▶ EXERCISE TASK:
Will you extract the entries word for word? Images should not appear in the copy.

++++ EXTRACTED RECORDS ++++

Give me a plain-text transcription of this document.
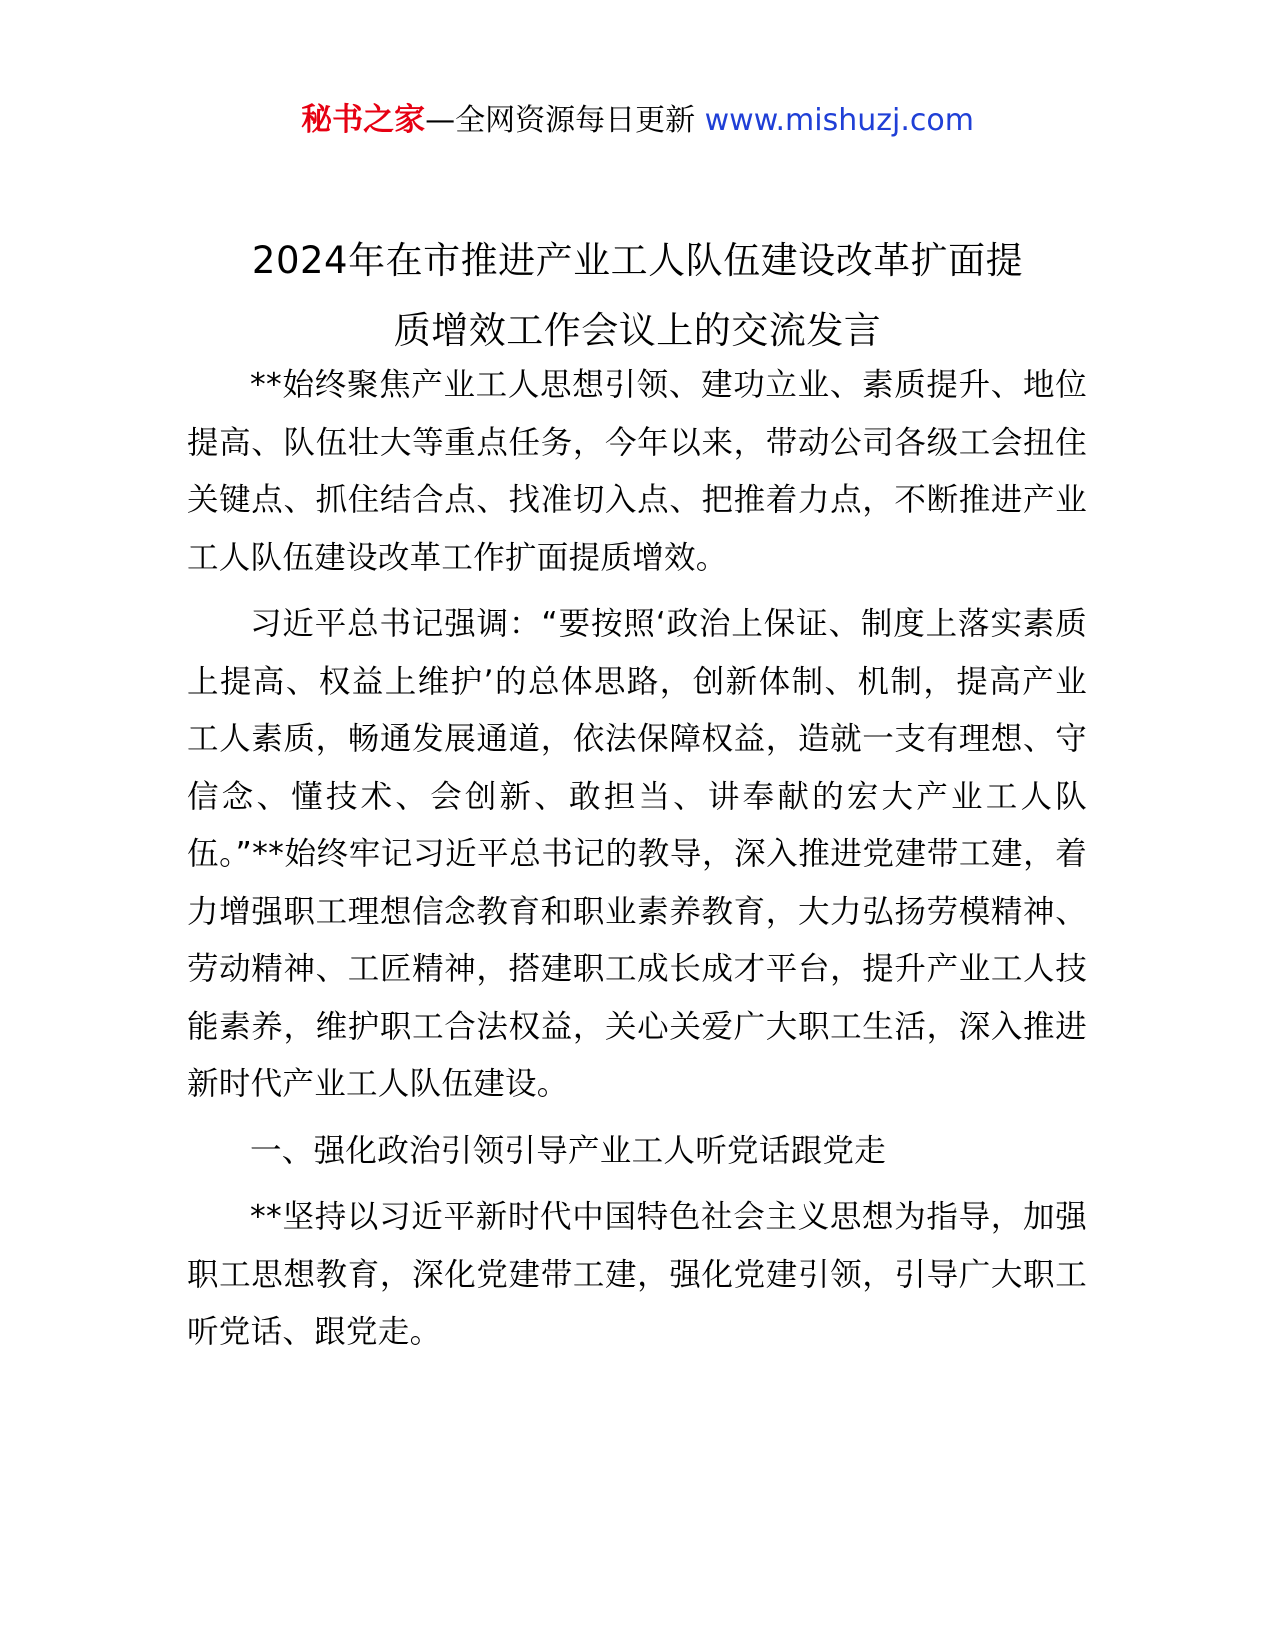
秘书之家—全网资源每日更新 www.mishuzj.com
2024年在市推进产业工人队伍建设改革扩面提
质增效工作会议上的交流发言

**始终聚焦产业工人思想引领、建功立业、素质提升、地位提高、队伍壮大等重点任务，今年以来，带动公司各级工会扭住关键点、抓住结合点、找准切入点、把推着力点，不断推进产业工人队伍建设改革工作扩面提质增效。

习近平总书记强调：“要按照‘政治上保证、制度上落实素质上提高、权益上维护’的总体思路，创新体制、机制，提高产业工人素质，畅通发展通道，依法保障权益，造就一支有理想、守信念、懂技术、会创新、敢担当、讲奉献的宏大产业工人队伍。”**始终牢记习近平总书记的教导，深入推进党建带工建，着力增强职工理想信念教育和职业素养教育，大力弘扬劳模精神、劳动精神、工匠精神，搭建职工成长成才平台，提升产业工人技能素养，维护职工合法权益，关心关爱广大职工生活，深入推进新时代产业工人队伍建设。

一、强化政治引领引导产业工人听党话跟党走

**坚持以习近平新时代中国特色社会主义思想为指导，加强职工思想教育，深化党建带工建，强化党建引领，引导广大职工听党话、跟党走。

++++

▶ WRITTEN ANSWER:
Give me a plain-text transcription of this document.
秘书之家—全网资源每日更新 www.mishuzj.com
2024年在市推进产业工人队伍建设改革扩面提
质增效工作会议上的交流发言

**始终聚焦产业工人思想引领、建功立业、素质提升、地位提高、队伍壮大等重点任务，今年以来，带动公司各级工会扭住关键点、抓住结合点、找准切入点、把推着力点，不断推进产业工人队伍建设改革工作扩面提质增效。

习近平总书记强调：“要按照‘政治上保证、制度上落实素质上提高、权益上维护’的总体思路，创新体制、机制，提高产业工人素质，畅通发展通道，依法保障权益，造就一支有理想、守信念、懂技术、会创新、敢担当、讲奉献的宏大产业工人队伍。”**始终牢记习近平总书记的教导，深入推进党建带工建，着力增强职工理想信念教育和职业素养教育，大力弘扬劳模精神、劳动精神、工匠精神，搭建职工成长成才平台，提升产业工人技能素养，维护职工合法权益，关心关爱广大职工生活，深入推进新时代产业工人队伍建设。

一、强化政治引领引导产业工人听党话跟党走

**坚持以习近平新时代中国特色社会主义思想为指导，加强职工思想教育，深化党建带工建，强化党建引领，引导广大职工听党话、跟党走。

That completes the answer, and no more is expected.